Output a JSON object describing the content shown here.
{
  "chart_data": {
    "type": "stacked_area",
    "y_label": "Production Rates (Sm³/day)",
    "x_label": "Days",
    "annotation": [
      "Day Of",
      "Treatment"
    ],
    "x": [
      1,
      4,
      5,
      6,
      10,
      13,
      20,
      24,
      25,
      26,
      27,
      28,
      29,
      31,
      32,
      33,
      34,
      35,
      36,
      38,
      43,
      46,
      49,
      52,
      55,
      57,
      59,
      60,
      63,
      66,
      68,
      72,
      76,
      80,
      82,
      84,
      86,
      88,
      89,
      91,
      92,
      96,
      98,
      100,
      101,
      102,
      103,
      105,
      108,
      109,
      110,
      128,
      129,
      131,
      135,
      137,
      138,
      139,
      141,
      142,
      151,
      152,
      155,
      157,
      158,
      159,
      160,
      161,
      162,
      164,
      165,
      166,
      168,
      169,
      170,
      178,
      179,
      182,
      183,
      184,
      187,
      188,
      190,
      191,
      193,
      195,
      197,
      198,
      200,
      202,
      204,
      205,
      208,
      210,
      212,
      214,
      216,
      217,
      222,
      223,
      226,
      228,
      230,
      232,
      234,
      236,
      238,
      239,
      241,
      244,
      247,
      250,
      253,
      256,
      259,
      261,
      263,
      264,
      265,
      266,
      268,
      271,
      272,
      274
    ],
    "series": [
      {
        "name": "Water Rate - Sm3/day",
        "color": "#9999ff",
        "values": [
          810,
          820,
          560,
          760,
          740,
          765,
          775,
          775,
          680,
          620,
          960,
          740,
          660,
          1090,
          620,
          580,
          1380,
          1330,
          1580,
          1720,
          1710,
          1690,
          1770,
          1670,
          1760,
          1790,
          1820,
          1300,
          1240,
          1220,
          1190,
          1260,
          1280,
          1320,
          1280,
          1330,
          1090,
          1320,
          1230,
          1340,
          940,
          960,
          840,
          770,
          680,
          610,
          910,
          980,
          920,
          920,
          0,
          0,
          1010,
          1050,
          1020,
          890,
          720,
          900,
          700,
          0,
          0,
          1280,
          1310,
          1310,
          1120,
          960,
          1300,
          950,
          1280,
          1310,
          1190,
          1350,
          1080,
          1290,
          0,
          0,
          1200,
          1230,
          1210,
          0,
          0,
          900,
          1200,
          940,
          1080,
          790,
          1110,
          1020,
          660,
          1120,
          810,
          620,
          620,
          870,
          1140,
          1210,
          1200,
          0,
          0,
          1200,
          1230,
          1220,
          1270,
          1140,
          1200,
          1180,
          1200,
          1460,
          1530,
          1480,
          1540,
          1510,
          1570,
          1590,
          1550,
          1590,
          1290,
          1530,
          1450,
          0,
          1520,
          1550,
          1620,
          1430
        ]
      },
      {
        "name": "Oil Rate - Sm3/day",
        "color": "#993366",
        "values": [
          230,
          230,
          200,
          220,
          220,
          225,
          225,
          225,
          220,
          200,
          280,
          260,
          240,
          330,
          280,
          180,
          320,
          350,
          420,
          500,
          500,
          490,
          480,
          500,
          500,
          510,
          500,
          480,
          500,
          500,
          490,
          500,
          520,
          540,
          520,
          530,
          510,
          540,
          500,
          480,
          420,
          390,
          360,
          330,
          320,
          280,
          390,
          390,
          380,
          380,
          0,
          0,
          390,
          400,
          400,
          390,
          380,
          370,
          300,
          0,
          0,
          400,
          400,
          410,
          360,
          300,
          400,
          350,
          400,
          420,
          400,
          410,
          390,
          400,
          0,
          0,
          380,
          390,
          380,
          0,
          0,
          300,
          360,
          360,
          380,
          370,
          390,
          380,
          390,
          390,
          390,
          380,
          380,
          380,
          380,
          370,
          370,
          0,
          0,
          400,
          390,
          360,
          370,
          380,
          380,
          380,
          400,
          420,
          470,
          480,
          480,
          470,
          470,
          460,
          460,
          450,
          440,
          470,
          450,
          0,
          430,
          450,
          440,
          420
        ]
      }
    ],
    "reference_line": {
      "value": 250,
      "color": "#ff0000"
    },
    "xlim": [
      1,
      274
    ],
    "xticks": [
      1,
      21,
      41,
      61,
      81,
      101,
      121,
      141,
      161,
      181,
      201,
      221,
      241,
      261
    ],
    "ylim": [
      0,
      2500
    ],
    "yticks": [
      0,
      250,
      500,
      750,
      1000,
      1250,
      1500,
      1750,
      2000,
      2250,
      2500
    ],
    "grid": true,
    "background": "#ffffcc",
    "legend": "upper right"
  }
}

**Required work**
Find the lines containing "name" and list every one of them.

**Response to the task**
        "name": "Water Rate - Sm3/day",
        "name": "Oil Rate - Sm3/day",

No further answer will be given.